• **What the exercise asks**: Without the pictures, return each record as it appears.
Start of Block
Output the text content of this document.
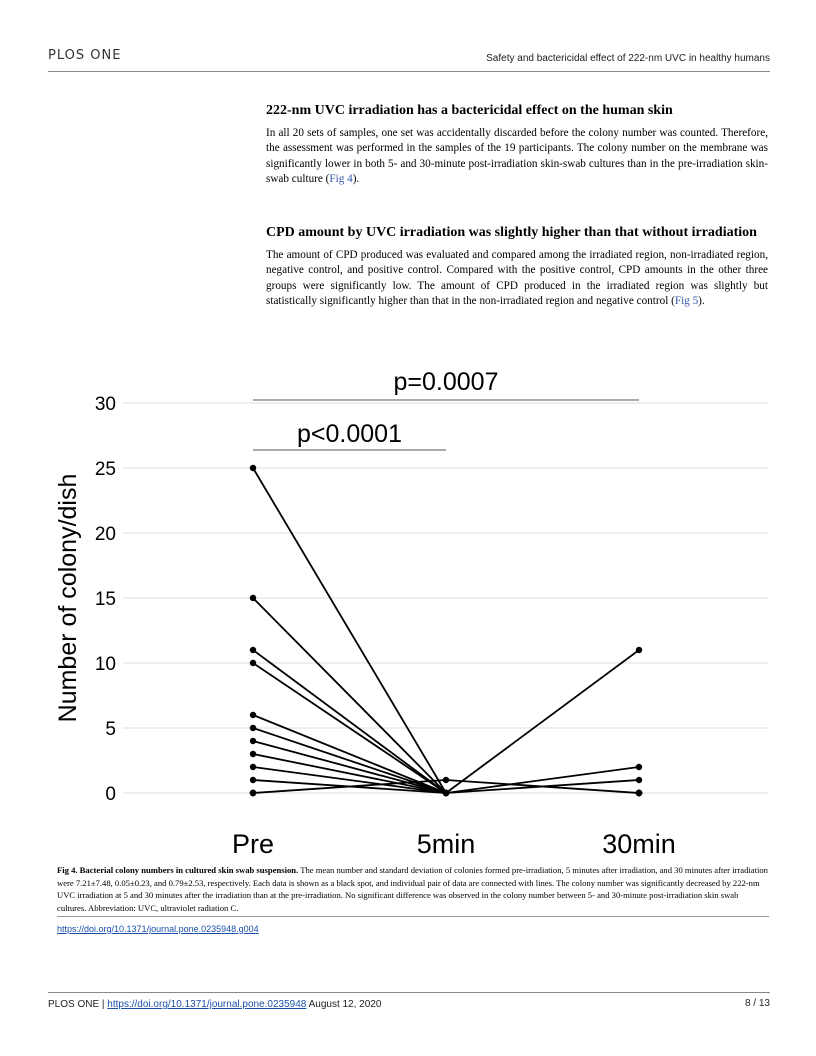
PLOS ONE	Safety and bactericidal effect of 222-nm UVC in healthy humans
222-nm UVC irradiation has a bactericidal effect on the human skin

In all 20 sets of samples, one set was accidentally discarded before the colony number was counted. Therefore, the assessment was performed in the samples of the 19 participants. The colony number on the membrane was significantly lower in both 5- and 30-minute post-irradiation skin-swab cultures than in the pre-irradiation skin-swab culture (Fig 4).

CPD amount by UVC irradiation was slightly higher than that without irradiation

The amount of CPD produced was evaluated and compared among the irradiated region, non-irradiated region, negative control, and positive control. Compared with the positive control, CPD amounts in the other three groups were significantly low. The amount of CPD produced in the irradiated region was slightly but statistically significantly higher than that in the non-irradiated region and negative control (Fig 5).

0
5
10
15
20
25
30
Number of colony/dish
Pre	5min	30min
p<0.0001
p=0.0007
Fig 4. Bacterial colony numbers in cultured skin swab suspension. The mean number and standard deviation of colonies formed pre-irradiation, 5 minutes after irradiation, and 30 minutes after irradiation were 7.21±7.48, 0.05±0.23, and 0.79±2.53, respectively. Each data is shown as a black spot, and individual pair of data are connected with lines. The colony number was significantly decreased by 222-nm UVC irradiation at 5 and 30 minutes after the irradiation than at the pre-irradiation. No significant difference was observed in the colony number between 5- and 30-minute post-irradiation skin swab cultures. Abbreviation: UVC, ultraviolet radiation C.
https://doi.org/10.1371/journal.pone.0235948.g004
PLOS ONE | https://doi.org/10.1371/journal.pone.0235948 August 12, 2020	8 / 13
End of Block
• **Exercise output**:
Output the text content of this document.
PLOS ONE	Safety and bactericidal effect of 222-nm UVC in healthy humans
222-nm UVC irradiation has a bactericidal effect on the human skin

In all 20 sets of samples, one set was accidentally discarded before the colony number was counted. Therefore, the assessment was performed in the samples of the 19 participants. The colony number on the membrane was significantly lower in both 5- and 30-minute post-irradiation skin-swab cultures than in the pre-irradiation skin-swab culture (Fig 4).

CPD amount by UVC irradiation was slightly higher than that without irradiation

The amount of CPD produced was evaluated and compared among the irradiated region, non-irradiated region, negative control, and positive control. Compared with the positive control, CPD amounts in the other three groups were significantly low. The amount of CPD produced in the irradiated region was slightly but statistically significantly higher than that in the non-irradiated region and negative control (Fig 5).

0
5
10
15
20
25
30
Number of colony/dish
Pre	5min	30min
p<0.0001
p=0.0007
Fig 4. Bacterial colony numbers in cultured skin swab suspension. The mean number and standard deviation of colonies formed pre-irradiation, 5 minutes after irradiation, and 30 minutes after irradiation were 7.21±7.48, 0.05±0.23, and 0.79±2.53, respectively. Each data is shown as a black spot, and individual pair of data are connected with lines. The colony number was significantly decreased by 222-nm UVC irradiation at 5 and 30 minutes after the irradiation than at the pre-irradiation. No significant difference was observed in the colony number between 5- and 30-minute post-irradiation skin swab cultures. Abbreviation: UVC, ultraviolet radiation C.
https://doi.org/10.1371/journal.pone.0235948.g004
PLOS ONE | https://doi.org/10.1371/journal.pone.0235948 August 12, 2020	8 / 13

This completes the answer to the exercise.